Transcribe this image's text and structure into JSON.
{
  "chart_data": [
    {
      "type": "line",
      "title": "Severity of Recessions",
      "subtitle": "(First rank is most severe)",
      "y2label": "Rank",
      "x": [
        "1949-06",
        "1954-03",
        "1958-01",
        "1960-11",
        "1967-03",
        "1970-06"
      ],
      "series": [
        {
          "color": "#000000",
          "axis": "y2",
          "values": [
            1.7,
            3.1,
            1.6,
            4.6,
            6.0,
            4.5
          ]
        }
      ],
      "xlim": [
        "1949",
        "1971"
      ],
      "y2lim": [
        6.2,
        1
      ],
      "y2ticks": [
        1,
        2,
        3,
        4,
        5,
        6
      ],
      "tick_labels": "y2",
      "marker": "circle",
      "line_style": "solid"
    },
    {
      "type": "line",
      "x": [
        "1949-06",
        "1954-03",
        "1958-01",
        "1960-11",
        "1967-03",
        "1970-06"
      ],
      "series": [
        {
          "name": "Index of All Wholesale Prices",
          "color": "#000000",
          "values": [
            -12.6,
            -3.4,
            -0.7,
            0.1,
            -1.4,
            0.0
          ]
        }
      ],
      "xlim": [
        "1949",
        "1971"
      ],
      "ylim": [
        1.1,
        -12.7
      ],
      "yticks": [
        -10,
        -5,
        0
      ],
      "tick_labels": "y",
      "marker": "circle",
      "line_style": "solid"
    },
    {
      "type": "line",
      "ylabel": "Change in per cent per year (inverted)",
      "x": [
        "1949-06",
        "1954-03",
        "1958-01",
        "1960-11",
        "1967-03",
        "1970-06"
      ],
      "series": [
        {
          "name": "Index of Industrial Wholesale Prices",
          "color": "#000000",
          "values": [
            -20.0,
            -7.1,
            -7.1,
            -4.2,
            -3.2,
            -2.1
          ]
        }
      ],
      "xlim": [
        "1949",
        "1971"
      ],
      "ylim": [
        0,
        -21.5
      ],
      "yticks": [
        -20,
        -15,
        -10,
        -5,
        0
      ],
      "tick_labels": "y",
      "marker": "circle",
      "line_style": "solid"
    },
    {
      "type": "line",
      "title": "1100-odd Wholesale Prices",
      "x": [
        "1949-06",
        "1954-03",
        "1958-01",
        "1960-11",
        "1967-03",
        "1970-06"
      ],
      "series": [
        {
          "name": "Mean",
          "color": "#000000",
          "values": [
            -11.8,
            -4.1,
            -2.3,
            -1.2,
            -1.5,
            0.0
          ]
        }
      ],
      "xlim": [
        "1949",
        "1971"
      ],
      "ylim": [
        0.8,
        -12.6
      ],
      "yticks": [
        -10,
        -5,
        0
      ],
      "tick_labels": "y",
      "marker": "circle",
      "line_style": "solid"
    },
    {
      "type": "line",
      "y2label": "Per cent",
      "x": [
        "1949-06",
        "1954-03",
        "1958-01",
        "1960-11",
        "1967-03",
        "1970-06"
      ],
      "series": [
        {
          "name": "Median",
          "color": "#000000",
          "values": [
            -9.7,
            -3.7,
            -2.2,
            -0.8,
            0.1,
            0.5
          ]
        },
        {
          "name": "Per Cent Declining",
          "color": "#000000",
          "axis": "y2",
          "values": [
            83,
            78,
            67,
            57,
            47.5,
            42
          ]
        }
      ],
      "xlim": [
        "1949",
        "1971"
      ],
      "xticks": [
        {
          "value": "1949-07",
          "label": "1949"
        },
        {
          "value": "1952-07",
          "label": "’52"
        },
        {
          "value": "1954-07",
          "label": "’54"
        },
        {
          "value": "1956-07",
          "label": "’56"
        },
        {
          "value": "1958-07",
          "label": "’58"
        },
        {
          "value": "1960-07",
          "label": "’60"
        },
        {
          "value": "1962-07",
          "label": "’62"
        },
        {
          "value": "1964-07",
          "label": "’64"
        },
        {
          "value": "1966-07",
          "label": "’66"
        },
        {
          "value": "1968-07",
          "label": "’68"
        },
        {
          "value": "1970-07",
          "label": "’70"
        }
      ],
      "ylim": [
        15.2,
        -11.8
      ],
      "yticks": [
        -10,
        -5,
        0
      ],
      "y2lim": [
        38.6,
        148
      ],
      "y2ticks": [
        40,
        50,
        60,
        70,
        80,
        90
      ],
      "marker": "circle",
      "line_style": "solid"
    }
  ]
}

□ □ □ □ □ □ □

### What you have to do:
Only the number is wanted: count the lines of the records that hold the word "Index".

### Answer to this problem:
2